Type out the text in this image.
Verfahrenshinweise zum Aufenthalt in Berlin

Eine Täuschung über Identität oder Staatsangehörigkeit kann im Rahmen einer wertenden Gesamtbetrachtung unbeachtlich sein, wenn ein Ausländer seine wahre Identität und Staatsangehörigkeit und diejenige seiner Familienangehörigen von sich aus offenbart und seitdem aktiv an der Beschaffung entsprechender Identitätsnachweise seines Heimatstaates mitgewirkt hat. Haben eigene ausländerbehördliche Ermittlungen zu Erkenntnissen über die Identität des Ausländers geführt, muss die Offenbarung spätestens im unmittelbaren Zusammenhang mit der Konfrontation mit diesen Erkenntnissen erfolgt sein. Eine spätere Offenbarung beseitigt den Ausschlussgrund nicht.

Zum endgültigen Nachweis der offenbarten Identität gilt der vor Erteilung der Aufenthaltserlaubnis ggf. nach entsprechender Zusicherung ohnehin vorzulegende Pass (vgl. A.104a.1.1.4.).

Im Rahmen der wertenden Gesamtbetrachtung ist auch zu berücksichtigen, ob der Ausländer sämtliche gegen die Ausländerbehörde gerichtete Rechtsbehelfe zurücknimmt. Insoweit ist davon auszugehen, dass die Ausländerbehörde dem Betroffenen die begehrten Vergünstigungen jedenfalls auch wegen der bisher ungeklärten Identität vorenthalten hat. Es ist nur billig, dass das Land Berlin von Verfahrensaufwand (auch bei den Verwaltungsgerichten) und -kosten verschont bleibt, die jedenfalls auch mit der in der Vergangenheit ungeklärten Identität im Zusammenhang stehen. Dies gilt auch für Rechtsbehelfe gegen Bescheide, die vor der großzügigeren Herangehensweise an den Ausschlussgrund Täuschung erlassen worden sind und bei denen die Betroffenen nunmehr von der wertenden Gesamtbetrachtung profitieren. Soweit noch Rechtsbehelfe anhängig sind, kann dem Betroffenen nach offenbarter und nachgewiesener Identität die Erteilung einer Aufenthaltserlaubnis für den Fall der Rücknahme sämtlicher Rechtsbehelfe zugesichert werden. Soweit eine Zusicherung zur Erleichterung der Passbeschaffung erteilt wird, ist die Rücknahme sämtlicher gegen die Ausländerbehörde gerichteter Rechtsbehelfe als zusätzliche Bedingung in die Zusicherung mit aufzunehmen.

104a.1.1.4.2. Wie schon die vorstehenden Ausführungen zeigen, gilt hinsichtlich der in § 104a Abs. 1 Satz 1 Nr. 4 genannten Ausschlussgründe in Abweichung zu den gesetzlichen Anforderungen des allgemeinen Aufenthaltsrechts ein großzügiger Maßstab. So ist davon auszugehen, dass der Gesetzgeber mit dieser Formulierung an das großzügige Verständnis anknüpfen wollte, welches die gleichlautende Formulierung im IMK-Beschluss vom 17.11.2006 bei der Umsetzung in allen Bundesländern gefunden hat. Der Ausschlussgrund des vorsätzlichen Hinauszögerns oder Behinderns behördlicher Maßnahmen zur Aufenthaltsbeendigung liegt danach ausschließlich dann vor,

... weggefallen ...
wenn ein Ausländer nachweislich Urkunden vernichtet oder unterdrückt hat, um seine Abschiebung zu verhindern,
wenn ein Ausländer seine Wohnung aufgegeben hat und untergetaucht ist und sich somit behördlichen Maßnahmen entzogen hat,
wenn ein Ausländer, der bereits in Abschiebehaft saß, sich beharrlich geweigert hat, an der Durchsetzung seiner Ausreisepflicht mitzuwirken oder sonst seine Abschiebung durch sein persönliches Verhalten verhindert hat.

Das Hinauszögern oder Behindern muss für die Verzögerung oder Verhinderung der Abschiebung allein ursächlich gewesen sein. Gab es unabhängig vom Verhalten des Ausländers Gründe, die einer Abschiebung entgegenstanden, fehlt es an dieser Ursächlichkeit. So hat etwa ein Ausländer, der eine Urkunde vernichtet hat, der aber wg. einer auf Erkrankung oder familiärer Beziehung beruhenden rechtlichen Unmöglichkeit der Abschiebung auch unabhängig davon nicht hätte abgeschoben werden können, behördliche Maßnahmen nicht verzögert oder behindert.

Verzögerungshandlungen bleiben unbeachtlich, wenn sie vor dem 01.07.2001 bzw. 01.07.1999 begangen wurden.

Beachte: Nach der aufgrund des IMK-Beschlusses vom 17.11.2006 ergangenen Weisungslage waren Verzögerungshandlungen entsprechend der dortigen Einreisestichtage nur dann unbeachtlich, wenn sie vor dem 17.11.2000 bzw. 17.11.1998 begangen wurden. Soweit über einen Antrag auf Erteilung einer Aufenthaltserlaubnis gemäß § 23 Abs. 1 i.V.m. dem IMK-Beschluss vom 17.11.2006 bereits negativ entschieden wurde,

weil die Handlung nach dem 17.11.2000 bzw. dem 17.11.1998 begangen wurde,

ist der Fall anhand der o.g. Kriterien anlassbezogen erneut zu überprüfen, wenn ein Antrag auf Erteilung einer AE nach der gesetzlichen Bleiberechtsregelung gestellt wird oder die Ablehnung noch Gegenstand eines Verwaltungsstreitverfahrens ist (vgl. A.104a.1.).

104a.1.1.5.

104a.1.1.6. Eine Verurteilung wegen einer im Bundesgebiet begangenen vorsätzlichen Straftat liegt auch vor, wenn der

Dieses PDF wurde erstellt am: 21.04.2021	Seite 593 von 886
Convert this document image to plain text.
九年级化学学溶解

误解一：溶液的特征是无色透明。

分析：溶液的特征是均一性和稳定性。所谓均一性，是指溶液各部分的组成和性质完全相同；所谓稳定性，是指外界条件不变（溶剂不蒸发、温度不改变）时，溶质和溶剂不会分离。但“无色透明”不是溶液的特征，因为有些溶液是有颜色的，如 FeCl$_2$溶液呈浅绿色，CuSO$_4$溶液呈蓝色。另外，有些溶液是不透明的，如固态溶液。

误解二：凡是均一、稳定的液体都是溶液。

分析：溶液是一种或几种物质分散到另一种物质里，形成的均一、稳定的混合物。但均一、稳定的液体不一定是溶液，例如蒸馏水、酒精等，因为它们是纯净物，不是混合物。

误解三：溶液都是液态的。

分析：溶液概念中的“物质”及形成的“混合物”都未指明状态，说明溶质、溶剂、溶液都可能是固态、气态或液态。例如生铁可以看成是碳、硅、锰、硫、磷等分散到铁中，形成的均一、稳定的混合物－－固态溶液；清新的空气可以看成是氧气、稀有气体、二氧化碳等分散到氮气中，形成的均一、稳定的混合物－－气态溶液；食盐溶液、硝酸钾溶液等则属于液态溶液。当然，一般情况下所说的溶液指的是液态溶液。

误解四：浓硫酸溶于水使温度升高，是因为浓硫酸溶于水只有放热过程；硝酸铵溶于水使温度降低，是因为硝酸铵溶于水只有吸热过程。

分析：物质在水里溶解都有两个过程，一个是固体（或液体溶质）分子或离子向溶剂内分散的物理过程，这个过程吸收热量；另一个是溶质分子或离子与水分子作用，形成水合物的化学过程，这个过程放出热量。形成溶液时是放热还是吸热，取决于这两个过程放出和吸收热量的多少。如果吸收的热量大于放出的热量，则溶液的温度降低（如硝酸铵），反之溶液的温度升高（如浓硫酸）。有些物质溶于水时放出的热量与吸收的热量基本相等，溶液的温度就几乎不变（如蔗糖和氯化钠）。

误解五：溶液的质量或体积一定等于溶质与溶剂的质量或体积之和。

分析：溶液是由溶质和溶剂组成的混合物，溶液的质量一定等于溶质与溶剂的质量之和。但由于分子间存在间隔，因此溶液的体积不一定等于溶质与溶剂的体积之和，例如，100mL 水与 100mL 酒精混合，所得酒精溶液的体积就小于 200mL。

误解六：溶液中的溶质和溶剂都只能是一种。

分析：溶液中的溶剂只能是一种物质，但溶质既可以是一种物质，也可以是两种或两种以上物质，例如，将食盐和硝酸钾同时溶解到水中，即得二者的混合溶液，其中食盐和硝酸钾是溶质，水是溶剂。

→ Your goal
How many of the lines above include the string "text"? Answer with the number only.

→ Output of the exercise
2